Copy the full set of lines exactly as given.

▶ _Task data_
******************************

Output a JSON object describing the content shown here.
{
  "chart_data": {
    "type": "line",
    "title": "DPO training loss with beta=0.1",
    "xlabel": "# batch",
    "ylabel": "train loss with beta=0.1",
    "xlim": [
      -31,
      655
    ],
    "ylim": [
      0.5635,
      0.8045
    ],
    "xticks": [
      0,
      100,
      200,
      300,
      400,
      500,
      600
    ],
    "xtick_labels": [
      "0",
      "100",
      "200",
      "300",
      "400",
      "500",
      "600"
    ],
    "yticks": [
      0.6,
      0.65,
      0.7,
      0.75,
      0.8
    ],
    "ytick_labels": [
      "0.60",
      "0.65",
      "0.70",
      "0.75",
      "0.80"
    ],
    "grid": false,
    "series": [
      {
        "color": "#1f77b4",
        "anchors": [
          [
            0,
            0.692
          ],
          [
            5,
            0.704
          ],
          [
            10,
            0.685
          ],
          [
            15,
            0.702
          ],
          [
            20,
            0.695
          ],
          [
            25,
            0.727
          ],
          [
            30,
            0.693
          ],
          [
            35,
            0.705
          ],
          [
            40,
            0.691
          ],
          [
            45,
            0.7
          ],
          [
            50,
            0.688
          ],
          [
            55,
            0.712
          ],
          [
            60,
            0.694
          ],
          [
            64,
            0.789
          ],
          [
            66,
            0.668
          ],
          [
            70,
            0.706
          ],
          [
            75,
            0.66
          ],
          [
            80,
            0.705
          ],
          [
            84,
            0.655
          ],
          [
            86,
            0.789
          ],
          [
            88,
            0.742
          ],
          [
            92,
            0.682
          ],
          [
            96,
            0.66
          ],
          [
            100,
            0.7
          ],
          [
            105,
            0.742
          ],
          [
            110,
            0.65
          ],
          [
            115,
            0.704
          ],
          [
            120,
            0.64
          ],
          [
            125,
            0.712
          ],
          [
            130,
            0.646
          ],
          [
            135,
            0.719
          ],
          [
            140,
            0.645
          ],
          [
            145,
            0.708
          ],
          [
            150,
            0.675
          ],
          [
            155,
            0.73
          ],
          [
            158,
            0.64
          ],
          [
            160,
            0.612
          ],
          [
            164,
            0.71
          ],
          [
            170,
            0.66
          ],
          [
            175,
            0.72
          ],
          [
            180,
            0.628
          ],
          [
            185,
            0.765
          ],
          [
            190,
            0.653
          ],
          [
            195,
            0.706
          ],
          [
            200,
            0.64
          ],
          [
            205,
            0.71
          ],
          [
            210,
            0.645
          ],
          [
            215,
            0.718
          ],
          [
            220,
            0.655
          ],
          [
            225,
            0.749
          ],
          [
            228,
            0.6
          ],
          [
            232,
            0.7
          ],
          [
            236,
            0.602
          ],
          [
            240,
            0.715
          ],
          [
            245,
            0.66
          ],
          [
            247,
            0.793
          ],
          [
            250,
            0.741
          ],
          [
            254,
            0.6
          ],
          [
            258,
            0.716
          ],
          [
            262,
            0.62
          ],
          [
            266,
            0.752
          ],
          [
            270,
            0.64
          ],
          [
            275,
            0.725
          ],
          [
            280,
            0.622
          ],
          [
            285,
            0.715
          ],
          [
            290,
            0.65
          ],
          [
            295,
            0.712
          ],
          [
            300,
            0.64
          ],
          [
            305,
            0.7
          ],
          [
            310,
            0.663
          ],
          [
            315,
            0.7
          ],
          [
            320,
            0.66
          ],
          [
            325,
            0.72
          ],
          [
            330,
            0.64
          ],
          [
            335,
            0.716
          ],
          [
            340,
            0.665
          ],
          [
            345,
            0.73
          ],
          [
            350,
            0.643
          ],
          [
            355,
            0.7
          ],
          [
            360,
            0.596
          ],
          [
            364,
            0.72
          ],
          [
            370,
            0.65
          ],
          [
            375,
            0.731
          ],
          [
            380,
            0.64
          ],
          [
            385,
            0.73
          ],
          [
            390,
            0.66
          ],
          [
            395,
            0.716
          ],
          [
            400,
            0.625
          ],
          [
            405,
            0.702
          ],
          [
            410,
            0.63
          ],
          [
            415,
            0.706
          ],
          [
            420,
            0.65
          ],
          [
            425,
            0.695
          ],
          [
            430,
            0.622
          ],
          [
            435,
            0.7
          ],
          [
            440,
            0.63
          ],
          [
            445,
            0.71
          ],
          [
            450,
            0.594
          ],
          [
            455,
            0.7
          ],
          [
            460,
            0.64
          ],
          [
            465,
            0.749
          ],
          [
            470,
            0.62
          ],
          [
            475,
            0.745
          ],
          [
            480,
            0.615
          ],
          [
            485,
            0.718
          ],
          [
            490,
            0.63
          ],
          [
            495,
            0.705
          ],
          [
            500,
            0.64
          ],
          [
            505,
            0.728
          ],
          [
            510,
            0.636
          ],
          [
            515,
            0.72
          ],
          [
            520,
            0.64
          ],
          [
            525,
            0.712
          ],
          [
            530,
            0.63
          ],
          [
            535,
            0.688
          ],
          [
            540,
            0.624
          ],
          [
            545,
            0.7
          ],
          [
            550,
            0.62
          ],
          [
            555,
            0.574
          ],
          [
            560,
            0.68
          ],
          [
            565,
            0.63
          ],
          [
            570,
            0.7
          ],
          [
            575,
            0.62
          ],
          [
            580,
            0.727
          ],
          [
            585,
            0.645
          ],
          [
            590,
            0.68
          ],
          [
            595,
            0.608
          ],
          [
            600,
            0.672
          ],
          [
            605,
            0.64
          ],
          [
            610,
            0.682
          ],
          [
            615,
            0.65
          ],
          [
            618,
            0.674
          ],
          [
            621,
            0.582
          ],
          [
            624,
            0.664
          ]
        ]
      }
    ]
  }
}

******************************

▶ _Answer to the task_
Output a JSON object describing the content shown here.
{
  "chart_data": {
    "type": "line",
    "title": "DPO training loss with beta=0.1",
    "xlabel": "# batch",
    "ylabel": "train loss with beta=0.1",
    "xlim": [
      -31,
      655
    ],
    "ylim": [
      0.5635,
      0.8045
    ],
    "xticks": [
      0,
      100,
      200,
      300,
      400,
      500,
      600
    ],
    "xtick_labels": [
      "0",
      "100",
      "200",
      "300",
      "400",
      "500",
      "600"
    ],
    "yticks": [
      0.6,
      0.65,
      0.7,
      0.75,
      0.8
    ],
    "ytick_labels": [
      "0.60",
      "0.65",
      "0.70",
      "0.75",
      "0.80"
    ],
    "grid": false,
    "series": [
      {
        "color": "#1f77b4",
        "anchors": [
          [
            0,
            0.692
          ],
          [
            5,
            0.704
          ],
          [
            10,
            0.685
          ],
          [
            15,
            0.702
          ],
          [
            20,
            0.695
          ],
          [
            25,
            0.727
          ],
          [
            30,
            0.693
          ],
          [
            35,
            0.705
          ],
          [
            40,
            0.691
          ],
          [
            45,
            0.7
          ],
          [
            50,
            0.688
          ],
          [
            55,
            0.712
          ],
          [
            60,
            0.694
          ],
          [
            64,
            0.789
          ],
          [
            66,
            0.668
          ],
          [
            70,
            0.706
          ],
          [
            75,
            0.66
          ],
          [
            80,
            0.705
          ],
          [
            84,
            0.655
          ],
          [
            86,
            0.789
          ],
          [
            88,
            0.742
          ],
          [
            92,
            0.682
          ],
          [
            96,
            0.66
          ],
          [
            100,
            0.7
          ],
          [
            105,
            0.742
          ],
          [
            110,
            0.65
          ],
          [
            115,
            0.704
          ],
          [
            120,
            0.64
          ],
          [
            125,
            0.712
          ],
          [
            130,
            0.646
          ],
          [
            135,
            0.719
          ],
          [
            140,
            0.645
          ],
          [
            145,
            0.708
          ],
          [
            150,
            0.675
          ],
          [
            155,
            0.73
          ],
          [
            158,
            0.64
          ],
          [
            160,
            0.612
          ],
          [
            164,
            0.71
          ],
          [
            170,
            0.66
          ],
          [
            175,
            0.72
          ],
          [
            180,
            0.628
          ],
          [
            185,
            0.765
          ],
          [
            190,
            0.653
          ],
          [
            195,
            0.706
          ],
          [
            200,
            0.64
          ],
          [
            205,
            0.71
          ],
          [
            210,
            0.645
          ],
          [
            215,
            0.718
          ],
          [
            220,
            0.655
          ],
          [
            225,
            0.749
          ],
          [
            228,
            0.6
          ],
          [
            232,
            0.7
          ],
          [
            236,
            0.602
          ],
          [
            240,
            0.715
          ],
          [
            245,
            0.66
          ],
          [
            247,
            0.793
          ],
          [
            250,
            0.741
          ],
          [
            254,
            0.6
          ],
          [
            258,
            0.716
          ],
          [
            262,
            0.62
          ],
          [
            266,
            0.752
          ],
          [
            270,
            0.64
          ],
          [
            275,
            0.725
          ],
          [
            280,
            0.622
          ],
          [
            285,
            0.715
          ],
          [
            290,
            0.65
          ],
          [
            295,
            0.712
          ],
          [
            300,
            0.64
          ],
          [
            305,
            0.7
          ],
          [
            310,
            0.663
          ],
          [
            315,
            0.7
          ],
          [
            320,
            0.66
          ],
          [
            325,
            0.72
          ],
          [
            330,
            0.64
          ],
          [
            335,
            0.716
          ],
          [
            340,
            0.665
          ],
          [
            345,
            0.73
          ],
          [
            350,
            0.643
          ],
          [
            355,
            0.7
          ],
          [
            360,
            0.596
          ],
          [
            364,
            0.72
          ],
          [
            370,
            0.65
          ],
          [
            375,
            0.731
          ],
          [
            380,
            0.64
          ],
          [
            385,
            0.73
          ],
          [
            390,
            0.66
          ],
          [
            395,
            0.716
          ],
          [
            400,
            0.625
          ],
          [
            405,
            0.702
          ],
          [
            410,
            0.63
          ],
          [
            415,
            0.706
          ],
          [
            420,
            0.65
          ],
          [
            425,
            0.695
          ],
          [
            430,
            0.622
          ],
          [
            435,
            0.7
          ],
          [
            440,
            0.63
          ],
          [
            445,
            0.71
          ],
          [
            450,
            0.594
          ],
          [
            455,
            0.7
          ],
          [
            460,
            0.64
          ],
          [
            465,
            0.749
          ],
          [
            470,
            0.62
          ],
          [
            475,
            0.745
          ],
          [
            480,
            0.615
          ],
          [
            485,
            0.718
          ],
          [
            490,
            0.63
          ],
          [
            495,
            0.705
          ],
          [
            500,
            0.64
          ],
          [
            505,
            0.728
          ],
          [
            510,
            0.636
          ],
          [
            515,
            0.72
          ],
          [
            520,
            0.64
          ],
          [
            525,
            0.712
          ],
          [
            530,
            0.63
          ],
          [
            535,
            0.688
          ],
          [
            540,
            0.624
          ],
          [
            545,
            0.7
          ],
          [
            550,
            0.62
          ],
          [
            555,
            0.574
          ],
          [
            560,
            0.68
          ],
          [
            565,
            0.63
          ],
          [
            570,
            0.7
          ],
          [
            575,
            0.62
          ],
          [
            580,
            0.727
          ],
          [
            585,
            0.645
          ],
          [
            590,
            0.68
          ],
          [
            595,
            0.608
          ],
          [
            600,
            0.672
          ],
          [
            605,
            0.64
          ],
          [
            610,
            0.682
          ],
          [
            615,
            0.65
          ],
          [
            618,
            0.674
          ],
          [
            621,
            0.582
          ],
          [
            624,
            0.664
          ]
        ]
      }
    ]
  }
}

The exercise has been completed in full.